# Do this:
Retype the listing that follows, word for word.

# Dataset entries:
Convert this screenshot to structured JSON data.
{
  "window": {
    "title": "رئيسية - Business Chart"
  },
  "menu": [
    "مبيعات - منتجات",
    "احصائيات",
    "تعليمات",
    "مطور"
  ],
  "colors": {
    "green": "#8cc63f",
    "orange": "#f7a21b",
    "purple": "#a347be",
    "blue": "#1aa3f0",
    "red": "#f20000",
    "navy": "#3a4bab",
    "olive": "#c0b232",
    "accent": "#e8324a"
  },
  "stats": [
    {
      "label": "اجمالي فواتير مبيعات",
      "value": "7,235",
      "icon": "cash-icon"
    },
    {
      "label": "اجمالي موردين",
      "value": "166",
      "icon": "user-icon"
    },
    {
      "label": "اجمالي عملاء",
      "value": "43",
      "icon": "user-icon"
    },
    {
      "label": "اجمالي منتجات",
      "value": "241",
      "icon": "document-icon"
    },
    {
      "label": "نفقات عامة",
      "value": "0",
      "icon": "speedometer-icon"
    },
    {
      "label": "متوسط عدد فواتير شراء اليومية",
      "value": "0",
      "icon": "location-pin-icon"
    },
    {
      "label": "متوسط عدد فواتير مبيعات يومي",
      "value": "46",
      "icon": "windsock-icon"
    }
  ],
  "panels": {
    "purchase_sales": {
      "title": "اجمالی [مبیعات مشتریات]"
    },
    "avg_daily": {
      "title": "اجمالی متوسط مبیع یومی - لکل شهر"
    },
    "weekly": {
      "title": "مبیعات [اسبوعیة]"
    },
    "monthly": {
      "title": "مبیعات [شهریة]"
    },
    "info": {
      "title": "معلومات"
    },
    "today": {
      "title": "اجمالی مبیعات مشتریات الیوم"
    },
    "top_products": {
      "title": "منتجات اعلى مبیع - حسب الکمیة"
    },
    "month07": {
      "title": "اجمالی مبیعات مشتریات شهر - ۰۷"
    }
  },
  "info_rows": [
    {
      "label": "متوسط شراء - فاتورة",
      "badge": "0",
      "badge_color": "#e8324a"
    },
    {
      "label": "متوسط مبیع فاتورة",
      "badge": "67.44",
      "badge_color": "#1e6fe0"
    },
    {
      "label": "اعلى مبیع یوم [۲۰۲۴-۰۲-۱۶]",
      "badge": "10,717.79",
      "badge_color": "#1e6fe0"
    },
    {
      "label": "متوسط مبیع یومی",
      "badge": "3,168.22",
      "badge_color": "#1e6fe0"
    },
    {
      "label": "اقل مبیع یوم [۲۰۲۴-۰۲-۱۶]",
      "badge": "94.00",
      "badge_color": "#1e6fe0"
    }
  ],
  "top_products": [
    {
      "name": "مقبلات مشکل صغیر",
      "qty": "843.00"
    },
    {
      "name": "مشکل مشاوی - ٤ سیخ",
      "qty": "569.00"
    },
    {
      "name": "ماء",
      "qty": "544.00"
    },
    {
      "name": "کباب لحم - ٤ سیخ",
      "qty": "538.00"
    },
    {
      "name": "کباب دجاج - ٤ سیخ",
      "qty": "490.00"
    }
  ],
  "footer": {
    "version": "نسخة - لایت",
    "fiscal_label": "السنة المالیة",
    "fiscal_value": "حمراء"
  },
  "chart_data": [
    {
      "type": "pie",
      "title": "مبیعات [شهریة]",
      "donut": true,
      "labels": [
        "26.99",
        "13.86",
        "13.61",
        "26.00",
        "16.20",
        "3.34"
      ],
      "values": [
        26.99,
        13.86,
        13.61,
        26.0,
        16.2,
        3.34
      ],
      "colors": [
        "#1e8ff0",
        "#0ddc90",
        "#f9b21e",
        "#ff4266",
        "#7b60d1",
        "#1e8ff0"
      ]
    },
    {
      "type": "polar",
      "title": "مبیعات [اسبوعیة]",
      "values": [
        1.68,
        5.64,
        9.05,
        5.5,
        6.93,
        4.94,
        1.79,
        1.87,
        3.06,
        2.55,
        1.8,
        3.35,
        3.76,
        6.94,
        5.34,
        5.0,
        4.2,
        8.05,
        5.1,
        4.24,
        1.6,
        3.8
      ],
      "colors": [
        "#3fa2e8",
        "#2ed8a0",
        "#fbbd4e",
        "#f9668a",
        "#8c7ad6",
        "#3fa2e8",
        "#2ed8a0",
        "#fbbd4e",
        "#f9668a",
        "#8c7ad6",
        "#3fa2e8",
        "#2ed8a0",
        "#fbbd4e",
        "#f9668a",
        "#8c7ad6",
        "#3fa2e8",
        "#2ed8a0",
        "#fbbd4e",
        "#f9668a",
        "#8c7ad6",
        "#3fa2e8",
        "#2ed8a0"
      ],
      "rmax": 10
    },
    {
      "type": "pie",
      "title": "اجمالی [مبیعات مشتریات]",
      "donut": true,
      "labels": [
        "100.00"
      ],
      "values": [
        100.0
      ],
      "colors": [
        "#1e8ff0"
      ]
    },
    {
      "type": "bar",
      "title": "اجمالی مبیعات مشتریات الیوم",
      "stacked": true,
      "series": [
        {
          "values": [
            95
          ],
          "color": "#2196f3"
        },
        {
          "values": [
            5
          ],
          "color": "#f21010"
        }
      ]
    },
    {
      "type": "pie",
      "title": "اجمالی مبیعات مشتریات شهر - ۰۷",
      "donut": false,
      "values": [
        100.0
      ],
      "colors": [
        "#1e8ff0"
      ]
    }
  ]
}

# Solution for this task:
Convert this screenshot to structured JSON data.
{
  "window": {
    "title": "رئيسية - Business Chart"
  },
  "menu": [
    "مبيعات - منتجات",
    "احصائيات",
    "تعليمات",
    "مطور"
  ],
  "colors": {
    "green": "#8cc63f",
    "orange": "#f7a21b",
    "purple": "#a347be",
    "blue": "#1aa3f0",
    "red": "#f20000",
    "navy": "#3a4bab",
    "olive": "#c0b232",
    "accent": "#e8324a"
  },
  "stats": [
    {
      "label": "اجمالي فواتير مبيعات",
      "value": "7,235",
      "icon": "cash-icon"
    },
    {
      "label": "اجمالي موردين",
      "value": "166",
      "icon": "user-icon"
    },
    {
      "label": "اجمالي عملاء",
      "value": "43",
      "icon": "user-icon"
    },
    {
      "label": "اجمالي منتجات",
      "value": "241",
      "icon": "document-icon"
    },
    {
      "label": "نفقات عامة",
      "value": "0",
      "icon": "speedometer-icon"
    },
    {
      "label": "متوسط عدد فواتير شراء اليومية",
      "value": "0",
      "icon": "location-pin-icon"
    },
    {
      "label": "متوسط عدد فواتير مبيعات يومي",
      "value": "46",
      "icon": "windsock-icon"
    }
  ],
  "panels": {
    "purchase_sales": {
      "title": "اجمالی [مبیعات مشتریات]"
    },
    "avg_daily": {
      "title": "اجمالی متوسط مبیع یومی - لکل شهر"
    },
    "weekly": {
      "title": "مبیعات [اسبوعیة]"
    },
    "monthly": {
      "title": "مبیعات [شهریة]"
    },
    "info": {
      "title": "معلومات"
    },
    "today": {
      "title": "اجمالی مبیعات مشتریات الیوم"
    },
    "top_products": {
      "title": "منتجات اعلى مبیع - حسب الکمیة"
    },
    "month07": {
      "title": "اجمالی مبیعات مشتریات شهر - ۰۷"
    }
  },
  "info_rows": [
    {
      "label": "متوسط شراء - فاتورة",
      "badge": "0",
      "badge_color": "#e8324a"
    },
    {
      "label": "متوسط مبیع فاتورة",
      "badge": "67.44",
      "badge_color": "#1e6fe0"
    },
    {
      "label": "اعلى مبیع یوم [۲۰۲۴-۰۲-۱۶]",
      "badge": "10,717.79",
      "badge_color": "#1e6fe0"
    },
    {
      "label": "متوسط مبیع یومی",
      "badge": "3,168.22",
      "badge_color": "#1e6fe0"
    },
    {
      "label": "اقل مبیع یوم [۲۰۲۴-۰۲-۱۶]",
      "badge": "94.00",
      "badge_color": "#1e6fe0"
    }
  ],
  "top_products": [
    {
      "name": "مقبلات مشکل صغیر",
      "qty": "843.00"
    },
    {
      "name": "مشکل مشاوی - ٤ سیخ",
      "qty": "569.00"
    },
    {
      "name": "ماء",
      "qty": "544.00"
    },
    {
      "name": "کباب لحم - ٤ سیخ",
      "qty": "538.00"
    },
    {
      "name": "کباب دجاج - ٤ سیخ",
      "qty": "490.00"
    }
  ],
  "footer": {
    "version": "نسخة - لایت",
    "fiscal_label": "السنة المالیة",
    "fiscal_value": "حمراء"
  },
  "chart_data": [
    {
      "type": "pie",
      "title": "مبیعات [شهریة]",
      "donut": true,
      "labels": [
        "26.99",
        "13.86",
        "13.61",
        "26.00",
        "16.20",
        "3.34"
      ],
      "values": [
        26.99,
        13.86,
        13.61,
        26.0,
        16.2,
        3.34
      ],
      "colors": [
        "#1e8ff0",
        "#0ddc90",
        "#f9b21e",
        "#ff4266",
        "#7b60d1",
        "#1e8ff0"
      ]
    },
    {
      "type": "polar",
      "title": "مبیعات [اسبوعیة]",
      "values": [
        1.68,
        5.64,
        9.05,
        5.5,
        6.93,
        4.94,
        1.79,
        1.87,
        3.06,
        2.55,
        1.8,
        3.35,
        3.76,
        6.94,
        5.34,
        5.0,
        4.2,
        8.05,
        5.1,
        4.24,
        1.6,
        3.8
      ],
      "colors": [
        "#3fa2e8",
        "#2ed8a0",
        "#fbbd4e",
        "#f9668a",
        "#8c7ad6",
        "#3fa2e8",
        "#2ed8a0",
        "#fbbd4e",
        "#f9668a",
        "#8c7ad6",
        "#3fa2e8",
        "#2ed8a0",
        "#fbbd4e",
        "#f9668a",
        "#8c7ad6",
        "#3fa2e8",
        "#2ed8a0",
        "#fbbd4e",
        "#f9668a",
        "#8c7ad6",
        "#3fa2e8",
        "#2ed8a0"
      ],
      "rmax": 10
    },
    {
      "type": "pie",
      "title": "اجمالی [مبیعات مشتریات]",
      "donut": true,
      "labels": [
        "100.00"
      ],
      "values": [
        100.0
      ],
      "colors": [
        "#1e8ff0"
      ]
    },
    {
      "type": "bar",
      "title": "اجمالی مبیعات مشتریات الیوم",
      "stacked": true,
      "series": [
        {
          "values": [
            95
          ],
          "color": "#2196f3"
        },
        {
          "values": [
            5
          ],
          "color": "#f21010"
        }
      ]
    },
    {
      "type": "pie",
      "title": "اجمالی مبیعات مشتریات شهر - ۰۷",
      "donut": false,
      "values": [
        100.0
      ],
      "colors": [
        "#1e8ff0"
      ]
    }
  ]
}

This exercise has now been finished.